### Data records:
%%

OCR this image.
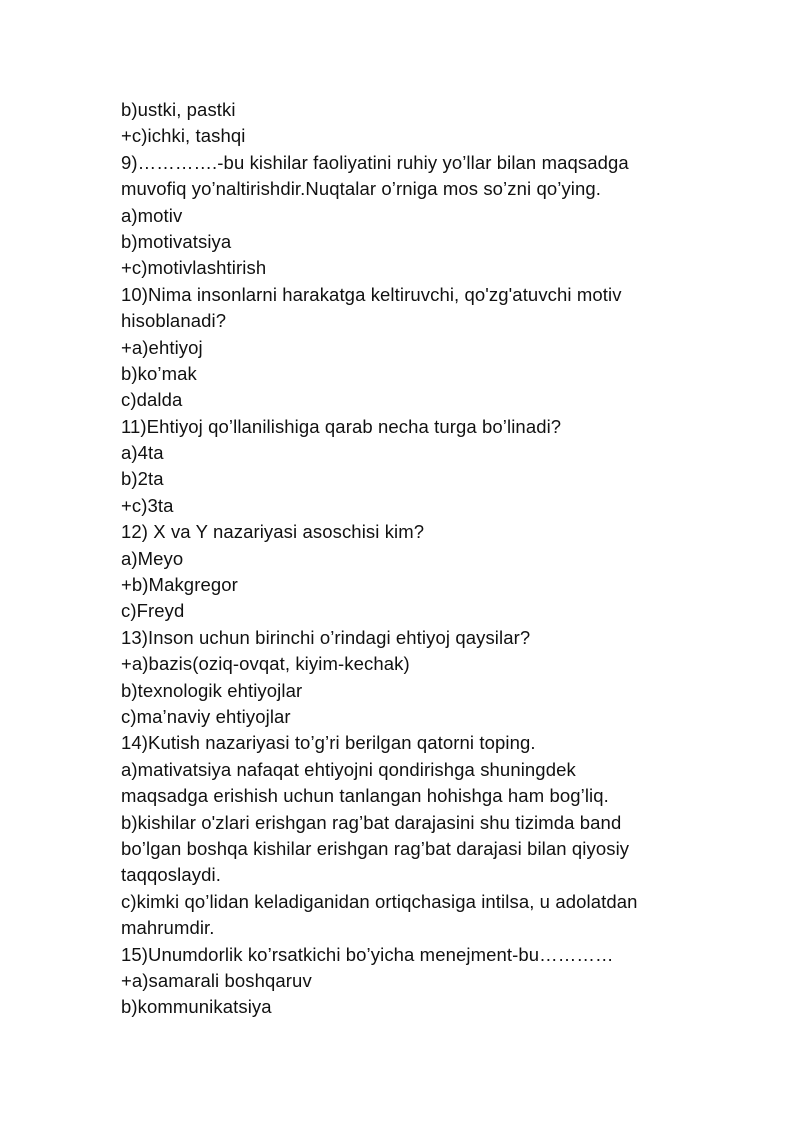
b)ustki, pastki
+c)ichki, tashqi
9)………….-bu kishilar faoliyatini ruhiy yo’llar bilan maqsadga
muvofiq yo’naltirishdir.Nuqtalar o’rniga mos so’zni qo’ying.
a)motiv
b)motivatsiya
+c)motivlashtirish
10)Nima insonlarni harakatga keltiruvchi, qo'zg'atuvchi motiv
hisoblanadi?
+a)ehtiyoj
b)ko’mak
c)dalda
11)Ehtiyoj qo’llanilishiga qarab necha turga bo’linadi?
a)4ta
b)2ta
+c)3ta
12) X va Y nazariyasi asoschisi kim?
a)Meyo
+b)Makgregor
c)Freyd
13)Inson uchun birinchi o’rindagi ehtiyoj qaysilar?
+a)bazis(oziq-ovqat, kiyim-kechak)
b)texnologik ehtiyojlar
c)ma’naviy ehtiyojlar
14)Kutish nazariyasi to’g’ri berilgan qatorni toping.
a)mativatsiya nafaqat ehtiyojni qondirishga shuningdek
maqsadga erishish uchun tanlangan hohishga ham bog’liq.
b)kishilar o'zlari erishgan rag’bat darajasini shu tizimda band
bo’lgan boshqa kishilar erishgan rag’bat darajasi bilan qiyosiy
taqqoslaydi.
c)kimki qo’lidan keladiganidan ortiqchasiga intilsa, u adolatdan
mahrumdir.
15)Unumdorlik ko’rsatkichi bo’yicha menejment-bu…………
+a)samarali boshqaruv
b)kommunikatsiya
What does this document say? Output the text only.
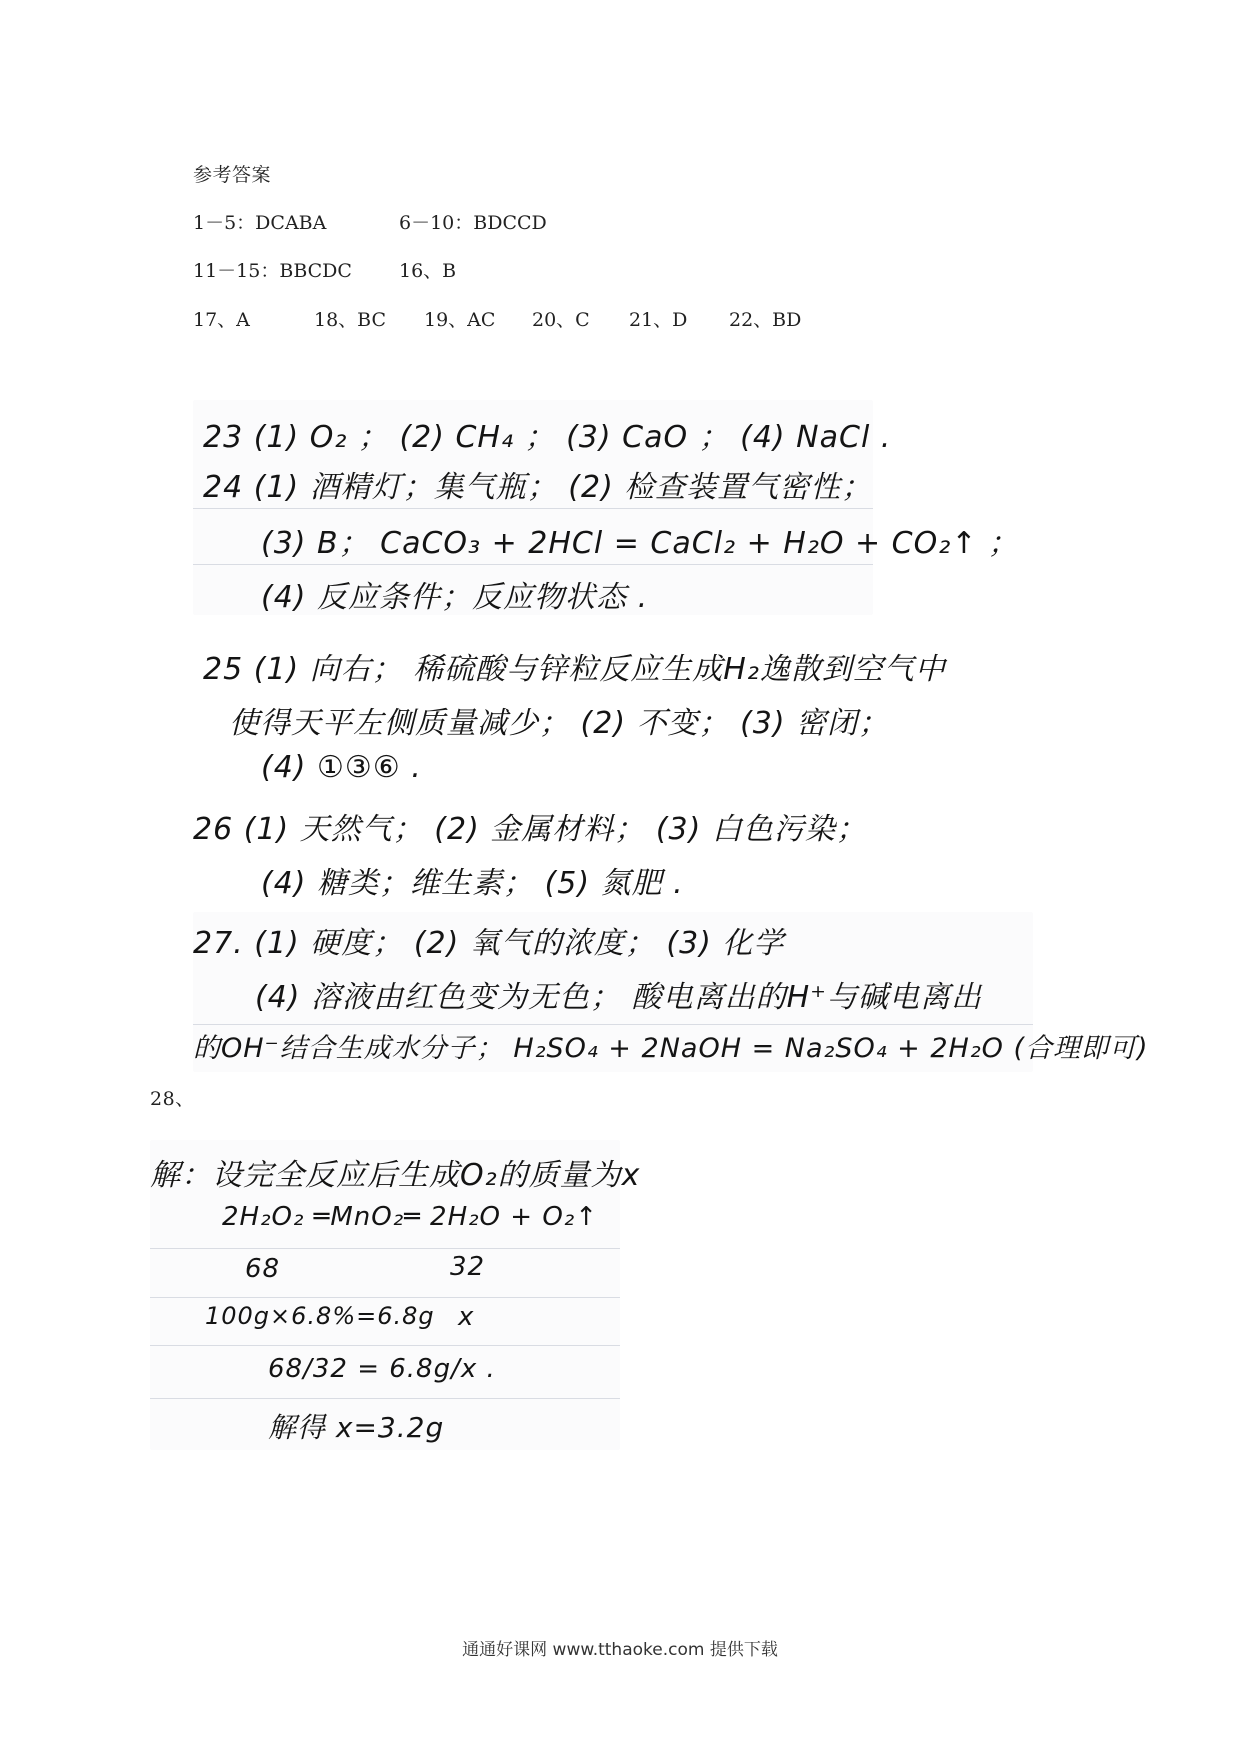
参考答案
1－5：DCABA	6－10：BDCCD
11－15：BBCDC 16、B
17、A	18、BC 19、AC 20、C 21、D 22、BD
23 (1) O₂ ； (2) CH₄ ； (3) CaO ； (4) NaCl .
24 (1) 酒精灯；集气瓶； (2) 检查装置气密性；
(3) B； CaCO₃ + 2HCl = CaCl₂ + H₂O + CO₂↑ ；
(4) 反应条件；反应物状态 .
25 (1) 向右； 稀硫酸与锌粒反应生成H₂逸散到空气中
使得天平左侧质量减少； (2) 不变； (3) 密闭；
(4) ①③⑥ .
26 (1) 天然气； (2) 金属材料； (3) 白色污染；
(4) 糖类；维生素； (5) 氮肥 .
27. (1) 硬度； (2) 氧气的浓度； (3) 化学
(4) 溶液由红色变为无色； 酸电离出的H⁺与碱电离出
的OH⁻结合生成水分子； H₂SO₄ + 2NaOH = Na₂SO₄ + 2H₂O (合理即可)
28、
解：设完全反应后生成O₂的质量为x
2H₂O₂ ═MnO₂═ 2H₂O + O₂↑
68	32
100g×6.8%=6.8g x
68/32 = 6.8g/x .
解得 x=3.2g
通通好课网 www.tthaoke.com 提供下载
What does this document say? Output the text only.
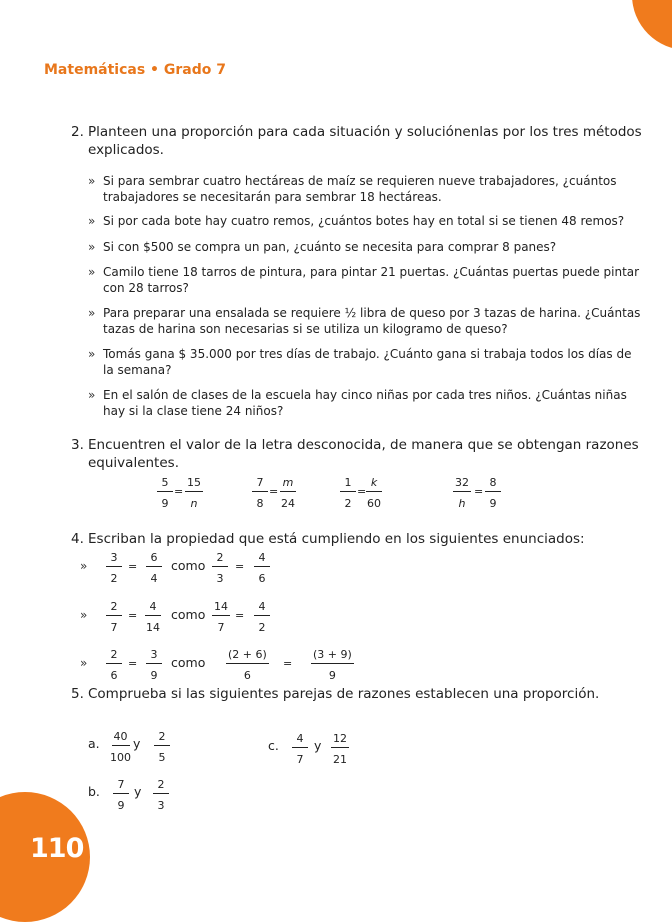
110
Matemáticas • Grado 7
2. Planteen una proporción para cada situación y soluciónenlas por los tres métodos
explicados.
» Si para sembrar cuatro hectáreas de maíz se requieren nueve trabajadores, ¿cuántos
trabajadores se necesitarán para sembrar 18 hectáreas.
» Si por cada bote hay cuatro remos, ¿cuántos botes hay en total si se tienen 48 remos?
» Si con $500 se compra un pan, ¿cuánto se necesita para comprar 8 panes?
» Camilo tiene 18 tarros de pintura, para pintar 21 puertas. ¿Cuántas puertas puede pintar
con 28 tarros?
» Para preparar una ensalada se requiere ½ libra de queso por 3 tazas de harina. ¿Cuántas
tazas de harina son necesarias si se utiliza un kilogramo de queso?
» Tomás gana $ 35.000 por tres días de trabajo. ¿Cuánto gana si trabaja todos los días de
la semana?
» En el salón de clases de la escuela hay cinco niñas por cada tres niños. ¿Cuántas niñas
hay si la clase tiene 24 niños?
3. Encuentren el valor de la letra desconocida, de manera que se obtengan razones
equivalentes.
$\frac{5}{9} = \frac{15}{n}$	$\frac{7}{8} = \frac{m}{24}$	$\frac{1}{2} = \frac{k}{60}$	$\frac{32}{h} = \frac{8}{9}$
4. Escriban la propiedad que está cumpliendo en los siguientes enunciados:
» $\frac{3}{2} = \frac{6}{4}$ como $\frac{2}{3} = \frac{4}{6}$
» $\frac{2}{7} = \frac{4}{14}$ como $\frac{14}{7} = \frac{4}{2}$
» $\frac{2}{6} = \frac{3}{9}$ como $\frac{(2 + 6)}{6} = \frac{(3 + 9)}{9}$
5. Comprueba si las siguientes parejas de razones establecen una proporción.
a. $\frac{40}{100}$ y $\frac{2}{5}$	c. $\frac{4}{7}$ y $\frac{12}{21}$
b. $\frac{7}{9}$ y $\frac{2}{3}$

%%

### Given instruction:
Omit the pictures. Output every record above word for word.

### Worked solution:
OCR this image.
b)ustki, pastki
+c)ichki, tashqi
9)………….-bu kishilar faoliyatini ruhiy yo’llar bilan maqsadga
muvofiq yo’naltirishdir.Nuqtalar o’rniga mos so’zni qo’ying.
a)motiv
b)motivatsiya
+c)motivlashtirish
10)Nima insonlarni harakatga keltiruvchi, qo'zg'atuvchi motiv
hisoblanadi?
+a)ehtiyoj
b)ko’mak
c)dalda
11)Ehtiyoj qo’llanilishiga qarab necha turga bo’linadi?
a)4ta
b)2ta
+c)3ta
12) X va Y nazariyasi asoschisi kim?
a)Meyo
+b)Makgregor
c)Freyd
13)Inson uchun birinchi o’rindagi ehtiyoj qaysilar?
+a)bazis(oziq-ovqat, kiyim-kechak)
b)texnologik ehtiyojlar
c)ma’naviy ehtiyojlar
14)Kutish nazariyasi to’g’ri berilgan qatorni toping.
a)mativatsiya nafaqat ehtiyojni qondirishga shuningdek
maqsadga erishish uchun tanlangan hohishga ham bog’liq.
b)kishilar o'zlari erishgan rag’bat darajasini shu tizimda band
bo’lgan boshqa kishilar erishgan rag’bat darajasi bilan qiyosiy
taqqoslaydi.
c)kimki qo’lidan keladiganidan ortiqchasiga intilsa, u adolatdan
mahrumdir.
15)Unumdorlik ko’rsatkichi bo’yicha menejment-bu…………
+a)samarali boshqaruv
b)kommunikatsiya
What does this document say? Output the text only.
参考答案
1－5：DCABA	6－10：BDCCD
11－15：BBCDC 16、B
17、A	18、BC 19、AC 20、C 21、D 22、BD
23 (1) O₂ ； (2) CH₄ ； (3) CaO ； (4) NaCl .
24 (1) 酒精灯；集气瓶； (2) 检查装置气密性；
(3) B； CaCO₃ + 2HCl = CaCl₂ + H₂O + CO₂↑ ；
(4) 反应条件；反应物状态 .
25 (1) 向右； 稀硫酸与锌粒反应生成H₂逸散到空气中
使得天平左侧质量减少； (2) 不变； (3) 密闭；
(4) ①③⑥ .
26 (1) 天然气； (2) 金属材料； (3) 白色污染；
(4) 糖类；维生素； (5) 氮肥 .
27. (1) 硬度； (2) 氧气的浓度； (3) 化学
(4) 溶液由红色变为无色； 酸电离出的H⁺与碱电离出
的OH⁻结合生成水分子； H₂SO₄ + 2NaOH = Na₂SO₄ + 2H₂O (合理即可)
28、
解：设完全反应后生成O₂的质量为x
2H₂O₂ ═MnO₂═ 2H₂O + O₂↑
68	32
100g×6.8%=6.8g x
68/32 = 6.8g/x .
解得 x=3.2g
通通好课网 www.tthaoke.com 提供下载
What does this document say? Output the text only.
110
Matemáticas • Grado 7
2. Planteen una proporción para cada situación y soluciónenlas por los tres métodos
explicados.
» Si para sembrar cuatro hectáreas de maíz se requieren nueve trabajadores, ¿cuántos
trabajadores se necesitarán para sembrar 18 hectáreas.
» Si por cada bote hay cuatro remos, ¿cuántos botes hay en total si se tienen 48 remos?
» Si con $500 se compra un pan, ¿cuánto se necesita para comprar 8 panes?
» Camilo tiene 18 tarros de pintura, para pintar 21 puertas. ¿Cuántas puertas puede pintar
con 28 tarros?
» Para preparar una ensalada se requiere ½ libra de queso por 3 tazas de harina. ¿Cuántas
tazas de harina son necesarias si se utiliza un kilogramo de queso?
» Tomás gana $ 35.000 por tres días de trabajo. ¿Cuánto gana si trabaja todos los días de
la semana?
» En el salón de clases de la escuela hay cinco niñas por cada tres niños. ¿Cuántas niñas
hay si la clase tiene 24 niños?
3. Encuentren el valor de la letra desconocida, de manera que se obtengan razones
equivalentes.
$\frac{5}{9} = \frac{15}{n}$	$\frac{7}{8} = \frac{m}{24}$	$\frac{1}{2} = \frac{k}{60}$	$\frac{32}{h} = \frac{8}{9}$
4. Escriban la propiedad que está cumpliendo en los siguientes enunciados:
» $\frac{3}{2} = \frac{6}{4}$ como $\frac{2}{3} = \frac{4}{6}$
» $\frac{2}{7} = \frac{4}{14}$ como $\frac{14}{7} = \frac{4}{2}$
» $\frac{2}{6} = \frac{3}{9}$ como $\frac{(2 + 6)}{6} = \frac{(3 + 9)}{9}$
5. Comprueba si las siguientes parejas de razones establecen una proporción.
a. $\frac{40}{100}$ y $\frac{2}{5}$	c. $\frac{4}{7}$ y $\frac{12}{21}$
b. $\frac{7}{9}$ y $\frac{2}{3}$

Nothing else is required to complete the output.